** Begin Data provided **

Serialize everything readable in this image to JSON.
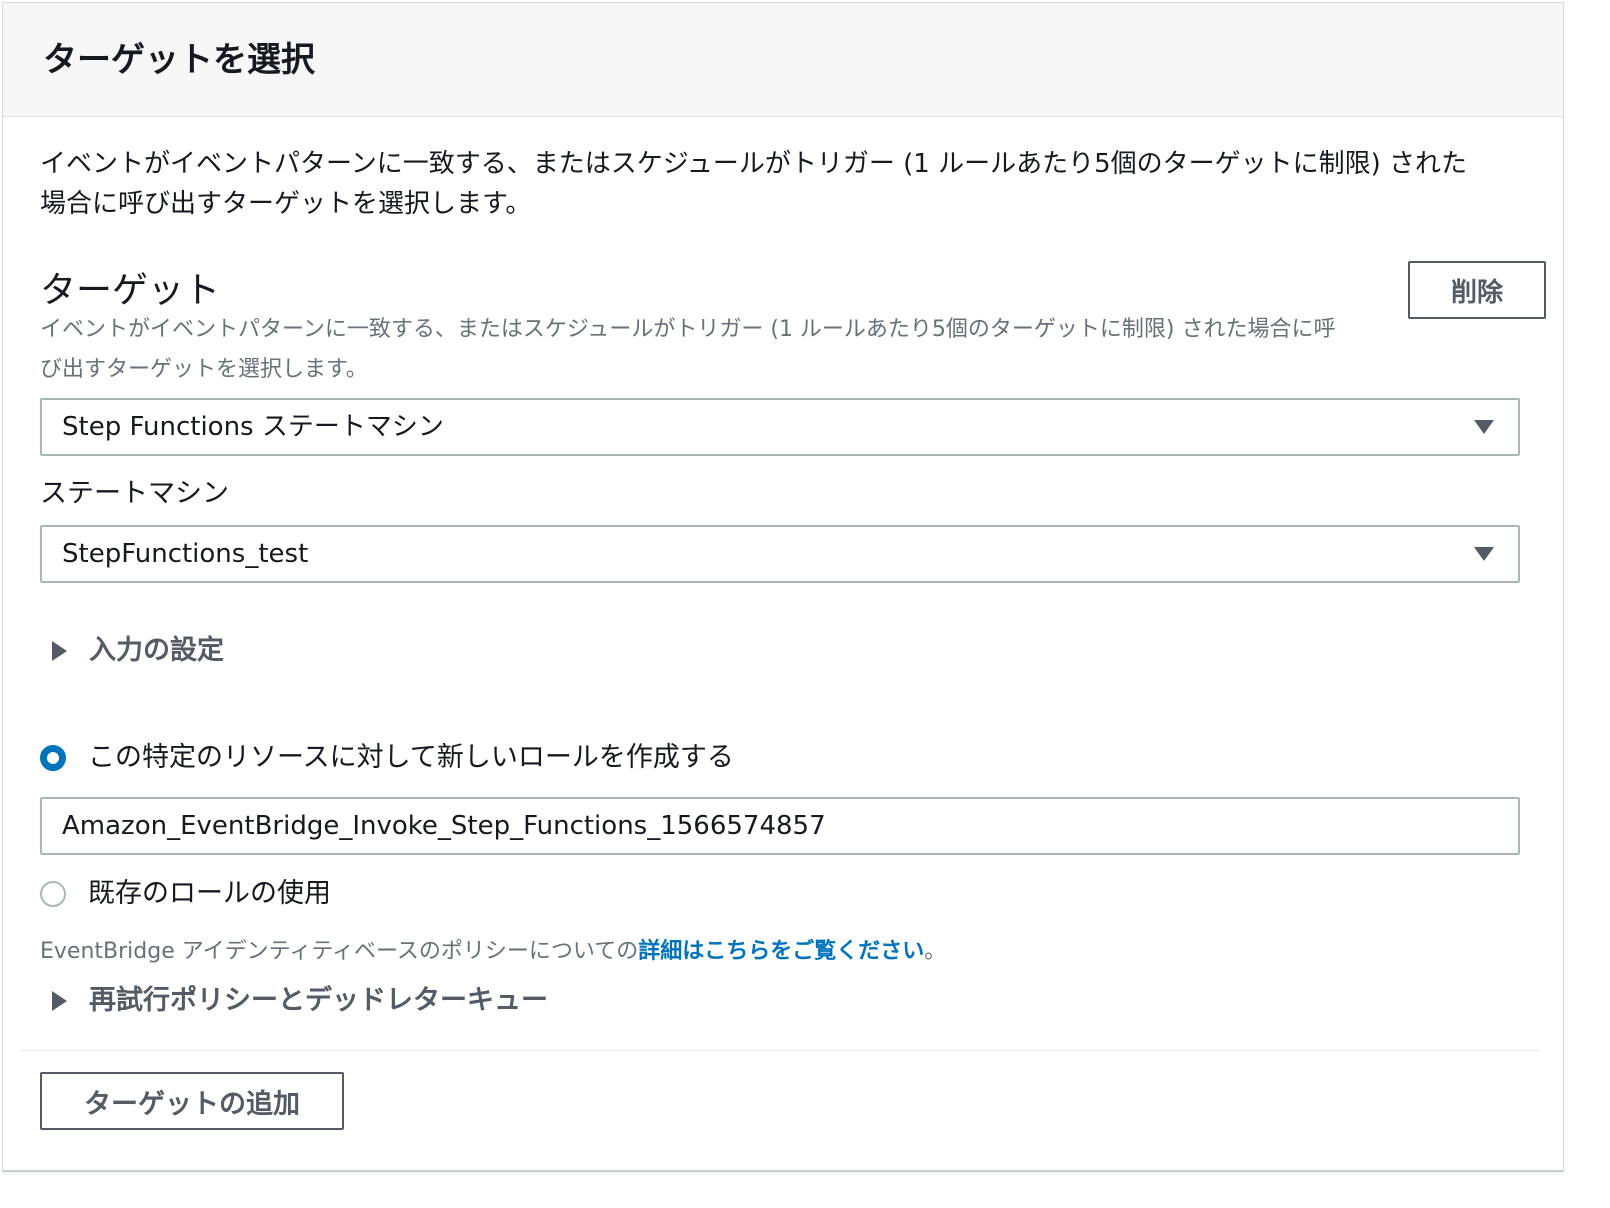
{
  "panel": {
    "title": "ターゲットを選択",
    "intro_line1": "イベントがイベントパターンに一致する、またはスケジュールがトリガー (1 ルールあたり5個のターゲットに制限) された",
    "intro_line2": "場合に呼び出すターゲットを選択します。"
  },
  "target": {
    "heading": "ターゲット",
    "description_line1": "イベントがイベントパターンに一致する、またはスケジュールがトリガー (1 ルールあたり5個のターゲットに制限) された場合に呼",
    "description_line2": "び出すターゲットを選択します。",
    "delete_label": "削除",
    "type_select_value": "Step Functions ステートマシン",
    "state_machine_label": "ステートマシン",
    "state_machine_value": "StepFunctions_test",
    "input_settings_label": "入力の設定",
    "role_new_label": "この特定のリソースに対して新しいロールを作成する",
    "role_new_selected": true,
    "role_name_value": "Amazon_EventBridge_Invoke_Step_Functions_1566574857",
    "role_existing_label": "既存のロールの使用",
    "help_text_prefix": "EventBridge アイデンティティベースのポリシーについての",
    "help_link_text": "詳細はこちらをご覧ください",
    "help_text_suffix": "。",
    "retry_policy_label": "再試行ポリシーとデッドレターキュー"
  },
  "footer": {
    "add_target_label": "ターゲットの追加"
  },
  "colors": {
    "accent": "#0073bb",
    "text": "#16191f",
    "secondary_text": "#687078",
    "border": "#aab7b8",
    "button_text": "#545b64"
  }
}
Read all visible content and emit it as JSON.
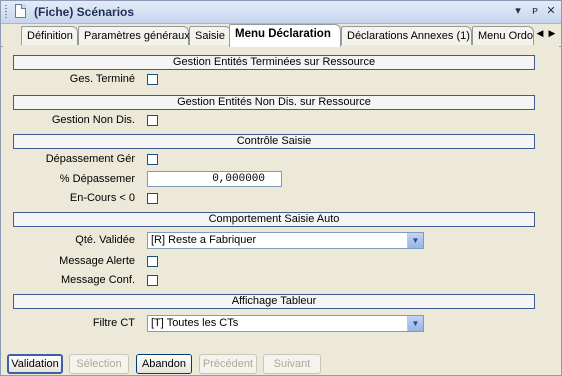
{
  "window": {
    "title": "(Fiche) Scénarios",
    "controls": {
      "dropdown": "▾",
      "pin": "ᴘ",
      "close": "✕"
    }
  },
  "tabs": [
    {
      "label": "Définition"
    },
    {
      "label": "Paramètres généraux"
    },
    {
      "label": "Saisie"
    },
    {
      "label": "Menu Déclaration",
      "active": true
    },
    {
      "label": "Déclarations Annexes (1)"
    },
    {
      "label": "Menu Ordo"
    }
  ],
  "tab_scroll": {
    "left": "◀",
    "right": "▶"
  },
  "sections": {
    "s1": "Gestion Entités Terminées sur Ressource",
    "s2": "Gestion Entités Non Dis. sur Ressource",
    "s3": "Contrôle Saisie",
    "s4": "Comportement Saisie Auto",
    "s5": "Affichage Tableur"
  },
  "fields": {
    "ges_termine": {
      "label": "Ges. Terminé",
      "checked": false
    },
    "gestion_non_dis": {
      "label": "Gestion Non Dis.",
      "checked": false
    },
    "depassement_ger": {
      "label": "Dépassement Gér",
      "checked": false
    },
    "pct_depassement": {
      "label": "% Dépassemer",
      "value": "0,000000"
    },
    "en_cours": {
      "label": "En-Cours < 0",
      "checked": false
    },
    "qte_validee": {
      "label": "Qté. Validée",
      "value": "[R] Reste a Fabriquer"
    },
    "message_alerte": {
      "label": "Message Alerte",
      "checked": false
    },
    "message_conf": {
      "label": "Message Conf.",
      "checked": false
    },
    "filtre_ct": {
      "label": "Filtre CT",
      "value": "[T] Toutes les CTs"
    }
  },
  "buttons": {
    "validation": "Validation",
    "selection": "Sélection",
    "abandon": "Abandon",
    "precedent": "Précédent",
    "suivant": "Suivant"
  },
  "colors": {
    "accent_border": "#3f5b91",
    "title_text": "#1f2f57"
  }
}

** End Data provided **

### Aim of the task
Pass over all pictures while writing out the lines from the line with "Read all visible content and emit it as JSON." through the last line exactly.

### Answer
Read all visible content and emit it as JSON.
{
  "window": {
    "title": "(Fiche) Scénarios",
    "controls": {
      "dropdown": "▾",
      "pin": "ᴘ",
      "close": "✕"
    }
  },
  "tabs": [
    {
      "label": "Définition"
    },
    {
      "label": "Paramètres généraux"
    },
    {
      "label": "Saisie"
    },
    {
      "label": "Menu Déclaration",
      "active": true
    },
    {
      "label": "Déclarations Annexes (1)"
    },
    {
      "label": "Menu Ordo"
    }
  ],
  "tab_scroll": {
    "left": "◀",
    "right": "▶"
  },
  "sections": {
    "s1": "Gestion Entités Terminées sur Ressource",
    "s2": "Gestion Entités Non Dis. sur Ressource",
    "s3": "Contrôle Saisie",
    "s4": "Comportement Saisie Auto",
    "s5": "Affichage Tableur"
  },
  "fields": {
    "ges_termine": {
      "label": "Ges. Terminé",
      "checked": false
    },
    "gestion_non_dis": {
      "label": "Gestion Non Dis.",
      "checked": false
    },
    "depassement_ger": {
      "label": "Dépassement Gér",
      "checked": false
    },
    "pct_depassement": {
      "label": "% Dépassemer",
      "value": "0,000000"
    },
    "en_cours": {
      "label": "En-Cours < 0",
      "checked": false
    },
    "qte_validee": {
      "label": "Qté. Validée",
      "value": "[R] Reste a Fabriquer"
    },
    "message_alerte": {
      "label": "Message Alerte",
      "checked": false
    },
    "message_conf": {
      "label": "Message Conf.",
      "checked": false
    },
    "filtre_ct": {
      "label": "Filtre CT",
      "value": "[T] Toutes les CTs"
    }
  },
  "buttons": {
    "validation": "Validation",
    "selection": "Sélection",
    "abandon": "Abandon",
    "precedent": "Précédent",
    "suivant": "Suivant"
  },
  "colors": {
    "accent_border": "#3f5b91",
    "title_text": "#1f2f57"
  }
}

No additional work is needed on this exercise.